What you will do:
Repeat each record exactly as written, and drop any images.

[Start Listed entries]

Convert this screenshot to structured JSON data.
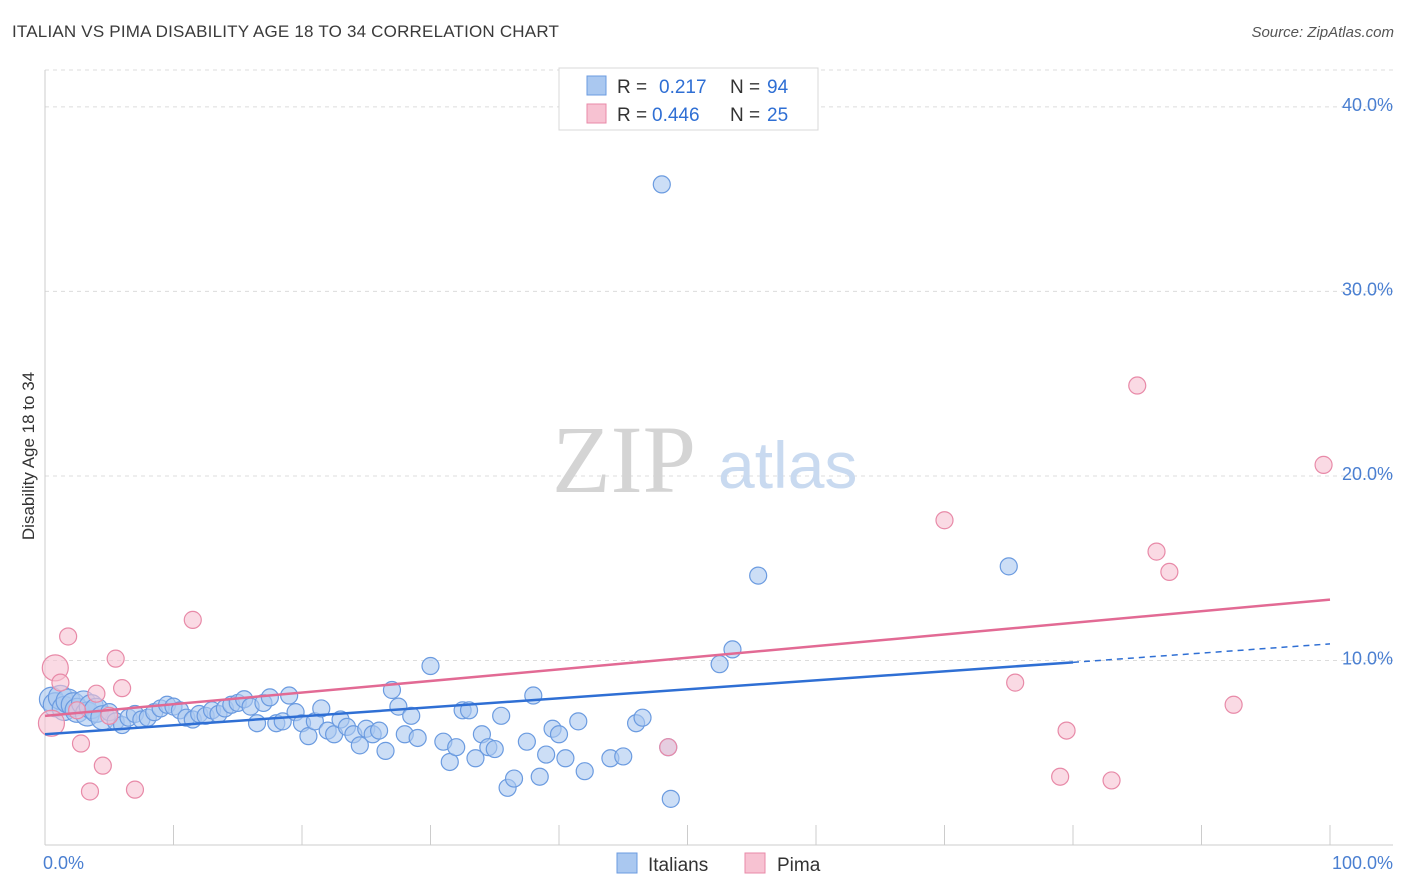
{
  "title": "ITALIAN VS PIMA DISABILITY AGE 18 TO 34 CORRELATION CHART",
  "source": "Source: ZipAtlas.com",
  "watermark": {
    "zip": "ZIP",
    "atlas": "atlas"
  },
  "colors": {
    "italians_fill": "#aac8f0",
    "italians_stroke": "#6b9be0",
    "italians_line": "#2f6fd4",
    "pima_fill": "#f7c2d2",
    "pima_stroke": "#e88aa8",
    "pima_line": "#e26a94",
    "tick_text": "#4a7fd1",
    "grid": "#dcdcdc"
  },
  "stats": [
    {
      "r_label": "R =",
      "r_value": "0.217",
      "n_label": "N =",
      "n_value": "94"
    },
    {
      "r_label": "R =",
      "r_value": "0.446",
      "n_label": "N =",
      "n_value": "25"
    }
  ],
  "chart_data": {
    "type": "scatter",
    "ylabel": "Disability Age 18 to 34",
    "xlim": [
      0,
      100
    ],
    "ylim": [
      0,
      42
    ],
    "x_tick_labels": [
      {
        "value": 0,
        "label": "0.0%"
      },
      {
        "value": 100,
        "label": "100.0%"
      }
    ],
    "y_ticks": [
      {
        "value": 10,
        "label": "10.0%"
      },
      {
        "value": 20,
        "label": "20.0%"
      },
      {
        "value": 30,
        "label": "30.0%"
      },
      {
        "value": 40,
        "label": "40.0%"
      }
    ],
    "grid": true,
    "legend_position": "bottom-center",
    "series": [
      {
        "name": "Italians",
        "points": [
          [
            0.5,
            7.9
          ],
          [
            0.8,
            7.6
          ],
          [
            1.2,
            8.0
          ],
          [
            1.5,
            7.4
          ],
          [
            1.8,
            7.8
          ],
          [
            2.2,
            7.6
          ],
          [
            2.5,
            7.3
          ],
          [
            3.0,
            7.7
          ],
          [
            3.3,
            7.1
          ],
          [
            3.6,
            7.5
          ],
          [
            4.0,
            7.3
          ],
          [
            4.5,
            6.9
          ],
          [
            5.0,
            7.2
          ],
          [
            5.5,
            6.7
          ],
          [
            6.0,
            6.5
          ],
          [
            6.5,
            6.9
          ],
          [
            7.0,
            7.1
          ],
          [
            7.5,
            6.8
          ],
          [
            8.0,
            6.9
          ],
          [
            8.5,
            7.2
          ],
          [
            9.0,
            7.4
          ],
          [
            9.5,
            7.6
          ],
          [
            10.0,
            7.5
          ],
          [
            10.5,
            7.3
          ],
          [
            11.0,
            6.9
          ],
          [
            11.5,
            6.8
          ],
          [
            12.0,
            7.1
          ],
          [
            12.5,
            7.0
          ],
          [
            13.0,
            7.3
          ],
          [
            13.5,
            7.1
          ],
          [
            14.0,
            7.4
          ],
          [
            14.5,
            7.6
          ],
          [
            15.0,
            7.7
          ],
          [
            15.5,
            7.9
          ],
          [
            16.0,
            7.5
          ],
          [
            16.5,
            6.6
          ],
          [
            17.0,
            7.7
          ],
          [
            17.5,
            8.0
          ],
          [
            18.0,
            6.6
          ],
          [
            18.5,
            6.7
          ],
          [
            19.0,
            8.1
          ],
          [
            19.5,
            7.2
          ],
          [
            20.0,
            6.6
          ],
          [
            20.5,
            5.9
          ],
          [
            21.0,
            6.7
          ],
          [
            21.5,
            7.4
          ],
          [
            22.0,
            6.2
          ],
          [
            22.5,
            6.0
          ],
          [
            23.0,
            6.8
          ],
          [
            23.5,
            6.4
          ],
          [
            24.0,
            6.0
          ],
          [
            24.5,
            5.4
          ],
          [
            25.0,
            6.3
          ],
          [
            25.5,
            6.0
          ],
          [
            26.0,
            6.2
          ],
          [
            26.5,
            5.1
          ],
          [
            27.0,
            8.4
          ],
          [
            27.5,
            7.5
          ],
          [
            28.0,
            6.0
          ],
          [
            28.5,
            7.0
          ],
          [
            29.0,
            5.8
          ],
          [
            30.0,
            9.7
          ],
          [
            31.0,
            5.6
          ],
          [
            31.5,
            4.5
          ],
          [
            32.0,
            5.3
          ],
          [
            32.5,
            7.3
          ],
          [
            33.0,
            7.3
          ],
          [
            33.5,
            4.7
          ],
          [
            34.0,
            6.0
          ],
          [
            34.5,
            5.3
          ],
          [
            35.0,
            5.2
          ],
          [
            35.5,
            7.0
          ],
          [
            36.0,
            3.1
          ],
          [
            36.5,
            3.6
          ],
          [
            37.5,
            5.6
          ],
          [
            38.0,
            8.1
          ],
          [
            38.5,
            3.7
          ],
          [
            39.0,
            4.9
          ],
          [
            39.5,
            6.3
          ],
          [
            40.0,
            6.0
          ],
          [
            40.5,
            4.7
          ],
          [
            41.5,
            6.7
          ],
          [
            42.0,
            4.0
          ],
          [
            44.0,
            4.7
          ],
          [
            45.0,
            4.8
          ],
          [
            46.0,
            6.6
          ],
          [
            46.5,
            6.9
          ],
          [
            48.5,
            5.3
          ],
          [
            48.7,
            2.5
          ],
          [
            48.0,
            35.8
          ],
          [
            52.5,
            9.8
          ],
          [
            53.5,
            10.6
          ],
          [
            55.5,
            14.6
          ],
          [
            75.0,
            15.1
          ]
        ],
        "trend": {
          "x0": 0,
          "y0": 6.0,
          "x1": 80,
          "y1": 9.9,
          "dashed_to_x": 100,
          "dashed_to_y": 10.9
        }
      },
      {
        "name": "Pima",
        "points": [
          [
            0.5,
            6.6
          ],
          [
            0.8,
            9.6
          ],
          [
            1.2,
            8.8
          ],
          [
            1.8,
            11.3
          ],
          [
            2.5,
            7.3
          ],
          [
            2.8,
            5.5
          ],
          [
            3.5,
            2.9
          ],
          [
            4.0,
            8.2
          ],
          [
            4.5,
            4.3
          ],
          [
            5.0,
            7.0
          ],
          [
            5.5,
            10.1
          ],
          [
            6.0,
            8.5
          ],
          [
            7.0,
            3.0
          ],
          [
            11.5,
            12.2
          ],
          [
            48.5,
            5.3
          ],
          [
            70.0,
            17.6
          ],
          [
            75.5,
            8.8
          ],
          [
            79.0,
            3.7
          ],
          [
            79.5,
            6.2
          ],
          [
            83.0,
            3.5
          ],
          [
            85.0,
            24.9
          ],
          [
            86.5,
            15.9
          ],
          [
            87.5,
            14.8
          ],
          [
            92.5,
            7.6
          ],
          [
            99.5,
            20.6
          ]
        ],
        "trend": {
          "x0": 0,
          "y0": 7.0,
          "x1": 100,
          "y1": 13.3
        }
      }
    ]
  },
  "legend": {
    "italians_label": "Italians",
    "pima_label": "Pima"
  }
}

[End Listed entries]

Response for this exercise:
Convert this screenshot to structured JSON data.
{
  "title": "ITALIAN VS PIMA DISABILITY AGE 18 TO 34 CORRELATION CHART",
  "source": "Source: ZipAtlas.com",
  "watermark": {
    "zip": "ZIP",
    "atlas": "atlas"
  },
  "colors": {
    "italians_fill": "#aac8f0",
    "italians_stroke": "#6b9be0",
    "italians_line": "#2f6fd4",
    "pima_fill": "#f7c2d2",
    "pima_stroke": "#e88aa8",
    "pima_line": "#e26a94",
    "tick_text": "#4a7fd1",
    "grid": "#dcdcdc"
  },
  "stats": [
    {
      "r_label": "R =",
      "r_value": "0.217",
      "n_label": "N =",
      "n_value": "94"
    },
    {
      "r_label": "R =",
      "r_value": "0.446",
      "n_label": "N =",
      "n_value": "25"
    }
  ],
  "chart_data": {
    "type": "scatter",
    "ylabel": "Disability Age 18 to 34",
    "xlim": [
      0,
      100
    ],
    "ylim": [
      0,
      42
    ],
    "x_tick_labels": [
      {
        "value": 0,
        "label": "0.0%"
      },
      {
        "value": 100,
        "label": "100.0%"
      }
    ],
    "y_ticks": [
      {
        "value": 10,
        "label": "10.0%"
      },
      {
        "value": 20,
        "label": "20.0%"
      },
      {
        "value": 30,
        "label": "30.0%"
      },
      {
        "value": 40,
        "label": "40.0%"
      }
    ],
    "grid": true,
    "legend_position": "bottom-center",
    "series": [
      {
        "name": "Italians",
        "points": [
          [
            0.5,
            7.9
          ],
          [
            0.8,
            7.6
          ],
          [
            1.2,
            8.0
          ],
          [
            1.5,
            7.4
          ],
          [
            1.8,
            7.8
          ],
          [
            2.2,
            7.6
          ],
          [
            2.5,
            7.3
          ],
          [
            3.0,
            7.7
          ],
          [
            3.3,
            7.1
          ],
          [
            3.6,
            7.5
          ],
          [
            4.0,
            7.3
          ],
          [
            4.5,
            6.9
          ],
          [
            5.0,
            7.2
          ],
          [
            5.5,
            6.7
          ],
          [
            6.0,
            6.5
          ],
          [
            6.5,
            6.9
          ],
          [
            7.0,
            7.1
          ],
          [
            7.5,
            6.8
          ],
          [
            8.0,
            6.9
          ],
          [
            8.5,
            7.2
          ],
          [
            9.0,
            7.4
          ],
          [
            9.5,
            7.6
          ],
          [
            10.0,
            7.5
          ],
          [
            10.5,
            7.3
          ],
          [
            11.0,
            6.9
          ],
          [
            11.5,
            6.8
          ],
          [
            12.0,
            7.1
          ],
          [
            12.5,
            7.0
          ],
          [
            13.0,
            7.3
          ],
          [
            13.5,
            7.1
          ],
          [
            14.0,
            7.4
          ],
          [
            14.5,
            7.6
          ],
          [
            15.0,
            7.7
          ],
          [
            15.5,
            7.9
          ],
          [
            16.0,
            7.5
          ],
          [
            16.5,
            6.6
          ],
          [
            17.0,
            7.7
          ],
          [
            17.5,
            8.0
          ],
          [
            18.0,
            6.6
          ],
          [
            18.5,
            6.7
          ],
          [
            19.0,
            8.1
          ],
          [
            19.5,
            7.2
          ],
          [
            20.0,
            6.6
          ],
          [
            20.5,
            5.9
          ],
          [
            21.0,
            6.7
          ],
          [
            21.5,
            7.4
          ],
          [
            22.0,
            6.2
          ],
          [
            22.5,
            6.0
          ],
          [
            23.0,
            6.8
          ],
          [
            23.5,
            6.4
          ],
          [
            24.0,
            6.0
          ],
          [
            24.5,
            5.4
          ],
          [
            25.0,
            6.3
          ],
          [
            25.5,
            6.0
          ],
          [
            26.0,
            6.2
          ],
          [
            26.5,
            5.1
          ],
          [
            27.0,
            8.4
          ],
          [
            27.5,
            7.5
          ],
          [
            28.0,
            6.0
          ],
          [
            28.5,
            7.0
          ],
          [
            29.0,
            5.8
          ],
          [
            30.0,
            9.7
          ],
          [
            31.0,
            5.6
          ],
          [
            31.5,
            4.5
          ],
          [
            32.0,
            5.3
          ],
          [
            32.5,
            7.3
          ],
          [
            33.0,
            7.3
          ],
          [
            33.5,
            4.7
          ],
          [
            34.0,
            6.0
          ],
          [
            34.5,
            5.3
          ],
          [
            35.0,
            5.2
          ],
          [
            35.5,
            7.0
          ],
          [
            36.0,
            3.1
          ],
          [
            36.5,
            3.6
          ],
          [
            37.5,
            5.6
          ],
          [
            38.0,
            8.1
          ],
          [
            38.5,
            3.7
          ],
          [
            39.0,
            4.9
          ],
          [
            39.5,
            6.3
          ],
          [
            40.0,
            6.0
          ],
          [
            40.5,
            4.7
          ],
          [
            41.5,
            6.7
          ],
          [
            42.0,
            4.0
          ],
          [
            44.0,
            4.7
          ],
          [
            45.0,
            4.8
          ],
          [
            46.0,
            6.6
          ],
          [
            46.5,
            6.9
          ],
          [
            48.5,
            5.3
          ],
          [
            48.7,
            2.5
          ],
          [
            48.0,
            35.8
          ],
          [
            52.5,
            9.8
          ],
          [
            53.5,
            10.6
          ],
          [
            55.5,
            14.6
          ],
          [
            75.0,
            15.1
          ]
        ],
        "trend": {
          "x0": 0,
          "y0": 6.0,
          "x1": 80,
          "y1": 9.9,
          "dashed_to_x": 100,
          "dashed_to_y": 10.9
        }
      },
      {
        "name": "Pima",
        "points": [
          [
            0.5,
            6.6
          ],
          [
            0.8,
            9.6
          ],
          [
            1.2,
            8.8
          ],
          [
            1.8,
            11.3
          ],
          [
            2.5,
            7.3
          ],
          [
            2.8,
            5.5
          ],
          [
            3.5,
            2.9
          ],
          [
            4.0,
            8.2
          ],
          [
            4.5,
            4.3
          ],
          [
            5.0,
            7.0
          ],
          [
            5.5,
            10.1
          ],
          [
            6.0,
            8.5
          ],
          [
            7.0,
            3.0
          ],
          [
            11.5,
            12.2
          ],
          [
            48.5,
            5.3
          ],
          [
            70.0,
            17.6
          ],
          [
            75.5,
            8.8
          ],
          [
            79.0,
            3.7
          ],
          [
            79.5,
            6.2
          ],
          [
            83.0,
            3.5
          ],
          [
            85.0,
            24.9
          ],
          [
            86.5,
            15.9
          ],
          [
            87.5,
            14.8
          ],
          [
            92.5,
            7.6
          ],
          [
            99.5,
            20.6
          ]
        ],
        "trend": {
          "x0": 0,
          "y0": 7.0,
          "x1": 100,
          "y1": 13.3
        }
      }
    ]
  },
  "legend": {
    "italians_label": "Italians",
    "pima_label": "Pima"
  }
}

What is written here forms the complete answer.